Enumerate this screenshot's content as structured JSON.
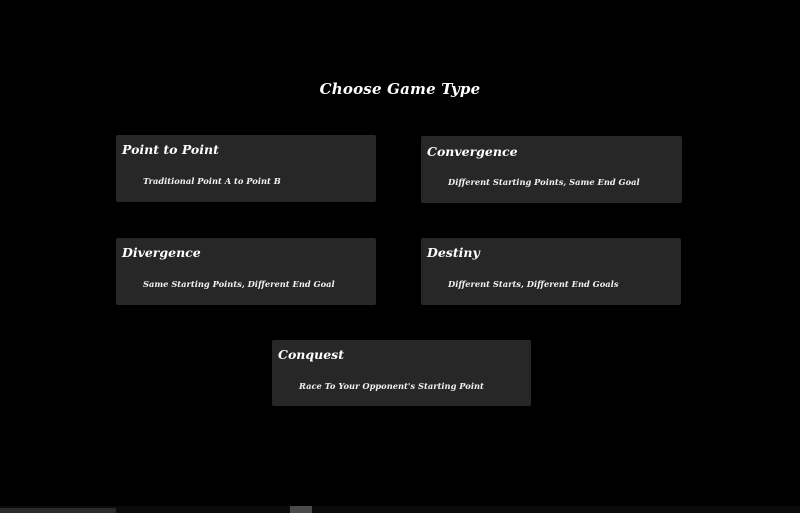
{
  "screen": {
    "title": "Choose Game Type"
  },
  "game_types": [
    {
      "name": "Point to Point",
      "description": "Traditional Point A to Point B"
    },
    {
      "name": "Convergence",
      "description": "Different Starting Points, Same End Goal"
    },
    {
      "name": "Divergence",
      "description": "Same Starting Points, Different End Goal"
    },
    {
      "name": "Destiny",
      "description": "Different Starts, Different End Goals"
    },
    {
      "name": "Conquest",
      "description": "Race To Your Opponent's Starting Point"
    }
  ],
  "colors": {
    "background": "#000000",
    "card": "#272727",
    "text": "#ffffff"
  },
  "taskbar": {
    "icons": [
      "browser-icon",
      "folder-icon",
      "file-icon",
      "store-icon",
      "app-icon",
      "active-app-icon"
    ]
  }
}
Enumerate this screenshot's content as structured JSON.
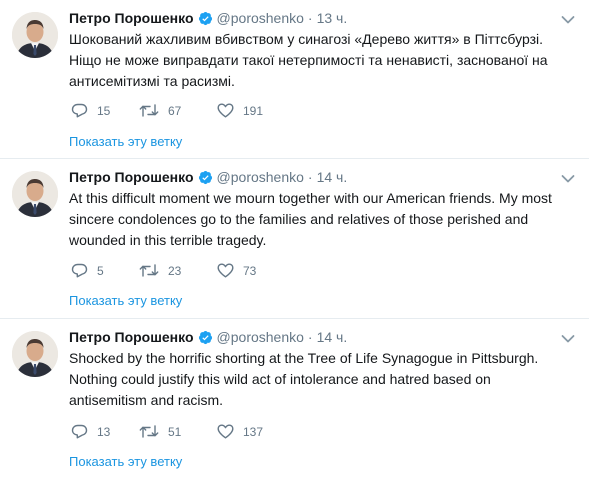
{
  "tweets": [
    {
      "name": "Петро Порошенко",
      "handle": "@poroshenko",
      "separator": "·",
      "time": "13 ч.",
      "text": "Шокований жахливим вбивством у синагозі «Дерево життя» в Піттсбурзі. Ніщо не може виправдати такої нетерпимості та ненависті, заснованої на антисемітизмі та расизмі.",
      "replies": "15",
      "retweets": "67",
      "likes": "191",
      "thread_link": "Показать эту ветку"
    },
    {
      "name": "Петро Порошенко",
      "handle": "@poroshenko",
      "separator": "·",
      "time": "14 ч.",
      "text": "At this difficult moment we mourn together with our American friends. My most sincere condolences go to the families and relatives of those perished and wounded in this terrible tragedy.",
      "replies": "5",
      "retweets": "23",
      "likes": "73",
      "thread_link": "Показать эту ветку"
    },
    {
      "name": "Петро Порошенко",
      "handle": "@poroshenko",
      "separator": "·",
      "time": "14 ч.",
      "text": "Shocked by the horrific shorting at the Tree of Life Synagogue in  Pittsburgh. Nothing could justify this wild act of intolerance and hatred based on antisemitism and racism.",
      "replies": "13",
      "retweets": "51",
      "likes": "137",
      "thread_link": "Показать эту ветку"
    }
  ],
  "icons": {
    "verified": "verified-badge-icon",
    "reply": "reply-icon",
    "retweet": "retweet-icon",
    "like": "heart-icon",
    "caret": "chevron-down-icon"
  },
  "colors": {
    "link": "#1b95e0",
    "verified": "#1da1f2",
    "muted": "#657786",
    "divider": "#e6ecf0"
  }
}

**What to work on:** Filter the records, keeping only lines that contain "Same", and show those lines.

**Complete output:**
      "description": "Different Starting Points, Same End Goal"
      "description": "Same Starting Points, Different End Goal"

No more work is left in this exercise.